• [PROBLEM TO WORK ON] Output the full listing below exactly as it reads, and skip anything that is a picture.
## begin DATA PROVIDED
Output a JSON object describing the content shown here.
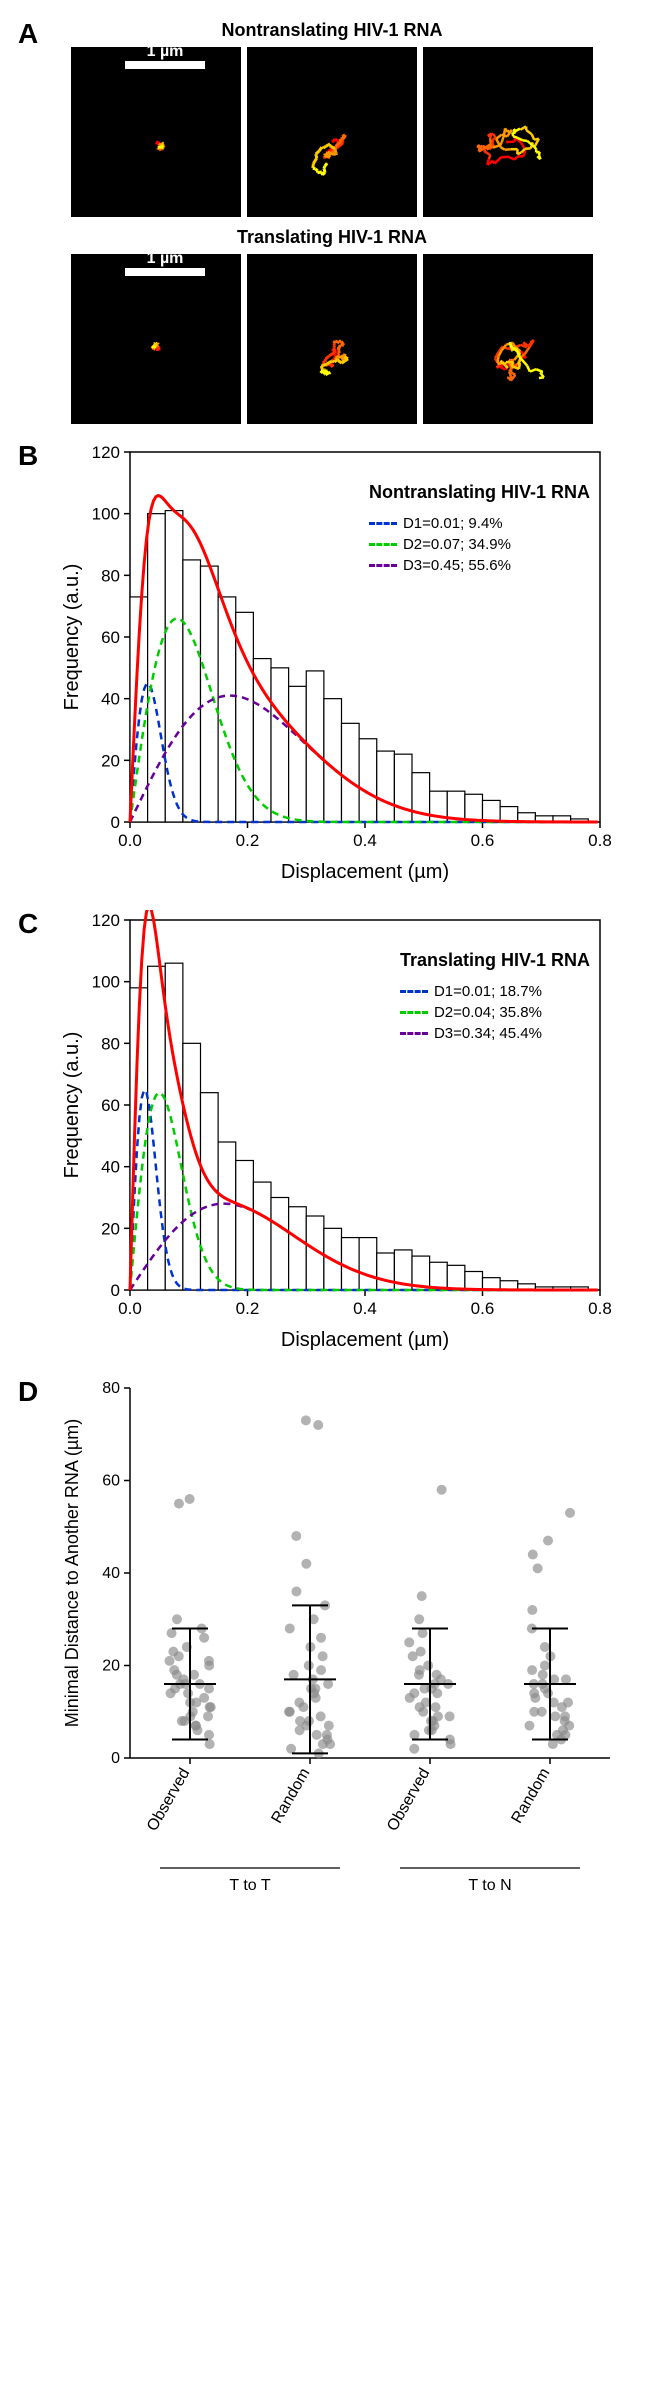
{
  "panelA": {
    "label": "A",
    "title_top": "Nontranslating HIV-1 RNA",
    "title_bottom": "Translating HIV-1 RNA",
    "scalebar_text": "1 µm",
    "background_color": "#000000",
    "trajectory_colors": [
      "#ff0000",
      "#ff3300",
      "#ff6600",
      "#ff9900",
      "#ffcc00",
      "#ffff00"
    ],
    "scalebar_color": "#ffffff"
  },
  "panelB": {
    "label": "B",
    "chart_type": "histogram_with_fits",
    "title": "Nontranslating HIV-1 RNA",
    "xlabel": "Displacement (µm)",
    "ylabel": "Frequency (a.u.)",
    "xlim": [
      0,
      0.8
    ],
    "ylim": [
      0,
      120
    ],
    "xtick_step": 0.2,
    "ytick_step": 20,
    "bin_width": 0.03,
    "histogram_values": [
      73,
      100,
      101,
      85,
      83,
      73,
      68,
      53,
      50,
      44,
      49,
      40,
      32,
      27,
      23,
      22,
      16,
      10,
      10,
      9,
      7,
      5,
      3,
      2,
      2,
      1
    ],
    "histogram_fill": "#ffffff",
    "histogram_border": "#000000",
    "sum_curve_color": "#ff0000",
    "fit_curves": {
      "D1": {
        "label": "D1=0.01; 9.4%",
        "color": "#0033cc",
        "peak_x": 0.035,
        "peak_y": 45,
        "sigma": 0.03
      },
      "D2": {
        "label": "D2=0.07; 34.9%",
        "color": "#00cc00",
        "peak_x": 0.085,
        "peak_y": 66,
        "sigma": 0.08
      },
      "D3": {
        "label": "D3=0.45; 55.6%",
        "color": "#660099",
        "peak_x": 0.19,
        "peak_y": 41,
        "sigma": 0.17
      }
    },
    "font_size_axis": 20,
    "font_size_ticks": 17,
    "grid": false
  },
  "panelC": {
    "label": "C",
    "chart_type": "histogram_with_fits",
    "title": "Translating HIV-1 RNA",
    "xlabel": "Displacement (µm)",
    "ylabel": "Frequency (a.u.)",
    "xlim": [
      0,
      0.8
    ],
    "ylim": [
      0,
      120
    ],
    "xtick_step": 0.2,
    "ytick_step": 20,
    "bin_width": 0.03,
    "histogram_values": [
      98,
      105,
      106,
      80,
      64,
      48,
      42,
      35,
      30,
      27,
      24,
      20,
      17,
      17,
      12,
      13,
      11,
      9,
      8,
      6,
      4,
      3,
      2,
      1,
      1,
      1
    ],
    "histogram_fill": "#ffffff",
    "histogram_border": "#000000",
    "sum_curve_color": "#ff0000",
    "fit_curves": {
      "D1": {
        "label": "D1=0.01; 18.7%",
        "color": "#0033cc",
        "peak_x": 0.028,
        "peak_y": 65,
        "sigma": 0.025
      },
      "D2": {
        "label": "D2=0.04; 35.8%",
        "color": "#00cc00",
        "peak_x": 0.05,
        "peak_y": 64,
        "sigma": 0.05
      },
      "D3": {
        "label": "D3=0.34; 45.4%",
        "color": "#660099",
        "peak_x": 0.15,
        "peak_y": 28,
        "sigma": 0.16
      }
    },
    "font_size_axis": 20,
    "font_size_ticks": 17,
    "grid": false
  },
  "panelD": {
    "label": "D",
    "chart_type": "jitter_scatter",
    "ylabel": "Minimal Distance to Another RNA (µm)",
    "ylim": [
      0,
      80
    ],
    "ytick_step": 20,
    "categories": [
      "Observed",
      "Random",
      "Observed",
      "Random"
    ],
    "group_labels": [
      "T to T",
      "T to N"
    ],
    "marker_color": "#888888",
    "marker_opacity": 0.65,
    "marker_radius": 5,
    "errorbar_color": "#000000",
    "data": {
      "T_to_T_Observed": {
        "mean": 16,
        "sd": 12,
        "points": [
          3,
          5,
          6,
          7,
          7,
          8,
          8,
          9,
          9,
          10,
          11,
          11,
          12,
          12,
          13,
          14,
          14,
          15,
          15,
          16,
          16,
          16,
          17,
          18,
          18,
          19,
          20,
          21,
          21,
          22,
          23,
          24,
          26,
          27,
          28,
          30,
          55,
          56
        ]
      },
      "T_to_T_Random": {
        "mean": 17,
        "sd": 16,
        "points": [
          1,
          2,
          3,
          3,
          4,
          5,
          5,
          6,
          7,
          7,
          8,
          8,
          9,
          10,
          10,
          11,
          12,
          13,
          14,
          15,
          15,
          16,
          17,
          18,
          19,
          20,
          22,
          24,
          26,
          28,
          30,
          33,
          36,
          42,
          48,
          72,
          73
        ]
      },
      "T_to_N_Observed": {
        "mean": 16,
        "sd": 12,
        "points": [
          2,
          3,
          4,
          5,
          6,
          6,
          7,
          8,
          8,
          9,
          9,
          10,
          11,
          11,
          12,
          13,
          14,
          14,
          15,
          15,
          16,
          16,
          17,
          18,
          18,
          19,
          20,
          22,
          23,
          25,
          27,
          30,
          35,
          58
        ]
      },
      "T_to_N_Random": {
        "mean": 16,
        "sd": 12,
        "points": [
          3,
          4,
          5,
          5,
          6,
          7,
          7,
          8,
          9,
          9,
          10,
          10,
          11,
          12,
          12,
          13,
          14,
          14,
          15,
          16,
          16,
          17,
          17,
          18,
          19,
          20,
          22,
          24,
          28,
          32,
          41,
          44,
          47,
          53
        ]
      }
    },
    "font_size_axis": 18,
    "font_size_ticks": 16
  }
}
## end DATA PROVIDED
• [TASK ANSWER]
Output a JSON object describing the content shown here.
{
  "panelA": {
    "label": "A",
    "title_top": "Nontranslating HIV-1 RNA",
    "title_bottom": "Translating HIV-1 RNA",
    "scalebar_text": "1 µm",
    "background_color": "#000000",
    "trajectory_colors": [
      "#ff0000",
      "#ff3300",
      "#ff6600",
      "#ff9900",
      "#ffcc00",
      "#ffff00"
    ],
    "scalebar_color": "#ffffff"
  },
  "panelB": {
    "label": "B",
    "chart_type": "histogram_with_fits",
    "title": "Nontranslating HIV-1 RNA",
    "xlabel": "Displacement (µm)",
    "ylabel": "Frequency (a.u.)",
    "xlim": [
      0,
      0.8
    ],
    "ylim": [
      0,
      120
    ],
    "xtick_step": 0.2,
    "ytick_step": 20,
    "bin_width": 0.03,
    "histogram_values": [
      73,
      100,
      101,
      85,
      83,
      73,
      68,
      53,
      50,
      44,
      49,
      40,
      32,
      27,
      23,
      22,
      16,
      10,
      10,
      9,
      7,
      5,
      3,
      2,
      2,
      1
    ],
    "histogram_fill": "#ffffff",
    "histogram_border": "#000000",
    "sum_curve_color": "#ff0000",
    "fit_curves": {
      "D1": {
        "label": "D1=0.01; 9.4%",
        "color": "#0033cc",
        "peak_x": 0.035,
        "peak_y": 45,
        "sigma": 0.03
      },
      "D2": {
        "label": "D2=0.07; 34.9%",
        "color": "#00cc00",
        "peak_x": 0.085,
        "peak_y": 66,
        "sigma": 0.08
      },
      "D3": {
        "label": "D3=0.45; 55.6%",
        "color": "#660099",
        "peak_x": 0.19,
        "peak_y": 41,
        "sigma": 0.17
      }
    },
    "font_size_axis": 20,
    "font_size_ticks": 17,
    "grid": false
  },
  "panelC": {
    "label": "C",
    "chart_type": "histogram_with_fits",
    "title": "Translating HIV-1 RNA",
    "xlabel": "Displacement (µm)",
    "ylabel": "Frequency (a.u.)",
    "xlim": [
      0,
      0.8
    ],
    "ylim": [
      0,
      120
    ],
    "xtick_step": 0.2,
    "ytick_step": 20,
    "bin_width": 0.03,
    "histogram_values": [
      98,
      105,
      106,
      80,
      64,
      48,
      42,
      35,
      30,
      27,
      24,
      20,
      17,
      17,
      12,
      13,
      11,
      9,
      8,
      6,
      4,
      3,
      2,
      1,
      1,
      1
    ],
    "histogram_fill": "#ffffff",
    "histogram_border": "#000000",
    "sum_curve_color": "#ff0000",
    "fit_curves": {
      "D1": {
        "label": "D1=0.01; 18.7%",
        "color": "#0033cc",
        "peak_x": 0.028,
        "peak_y": 65,
        "sigma": 0.025
      },
      "D2": {
        "label": "D2=0.04; 35.8%",
        "color": "#00cc00",
        "peak_x": 0.05,
        "peak_y": 64,
        "sigma": 0.05
      },
      "D3": {
        "label": "D3=0.34; 45.4%",
        "color": "#660099",
        "peak_x": 0.15,
        "peak_y": 28,
        "sigma": 0.16
      }
    },
    "font_size_axis": 20,
    "font_size_ticks": 17,
    "grid": false
  },
  "panelD": {
    "label": "D",
    "chart_type": "jitter_scatter",
    "ylabel": "Minimal Distance to Another RNA (µm)",
    "ylim": [
      0,
      80
    ],
    "ytick_step": 20,
    "categories": [
      "Observed",
      "Random",
      "Observed",
      "Random"
    ],
    "group_labels": [
      "T to T",
      "T to N"
    ],
    "marker_color": "#888888",
    "marker_opacity": 0.65,
    "marker_radius": 5,
    "errorbar_color": "#000000",
    "data": {
      "T_to_T_Observed": {
        "mean": 16,
        "sd": 12,
        "points": [
          3,
          5,
          6,
          7,
          7,
          8,
          8,
          9,
          9,
          10,
          11,
          11,
          12,
          12,
          13,
          14,
          14,
          15,
          15,
          16,
          16,
          16,
          17,
          18,
          18,
          19,
          20,
          21,
          21,
          22,
          23,
          24,
          26,
          27,
          28,
          30,
          55,
          56
        ]
      },
      "T_to_T_Random": {
        "mean": 17,
        "sd": 16,
        "points": [
          1,
          2,
          3,
          3,
          4,
          5,
          5,
          6,
          7,
          7,
          8,
          8,
          9,
          10,
          10,
          11,
          12,
          13,
          14,
          15,
          15,
          16,
          17,
          18,
          19,
          20,
          22,
          24,
          26,
          28,
          30,
          33,
          36,
          42,
          48,
          72,
          73
        ]
      },
      "T_to_N_Observed": {
        "mean": 16,
        "sd": 12,
        "points": [
          2,
          3,
          4,
          5,
          6,
          6,
          7,
          8,
          8,
          9,
          9,
          10,
          11,
          11,
          12,
          13,
          14,
          14,
          15,
          15,
          16,
          16,
          17,
          18,
          18,
          19,
          20,
          22,
          23,
          25,
          27,
          30,
          35,
          58
        ]
      },
      "T_to_N_Random": {
        "mean": 16,
        "sd": 12,
        "points": [
          3,
          4,
          5,
          5,
          6,
          7,
          7,
          8,
          9,
          9,
          10,
          10,
          11,
          12,
          12,
          13,
          14,
          14,
          15,
          16,
          16,
          17,
          17,
          18,
          19,
          20,
          22,
          24,
          28,
          32,
          41,
          44,
          47,
          53
        ]
      }
    },
    "font_size_axis": 18,
    "font_size_ticks": 16
  }
}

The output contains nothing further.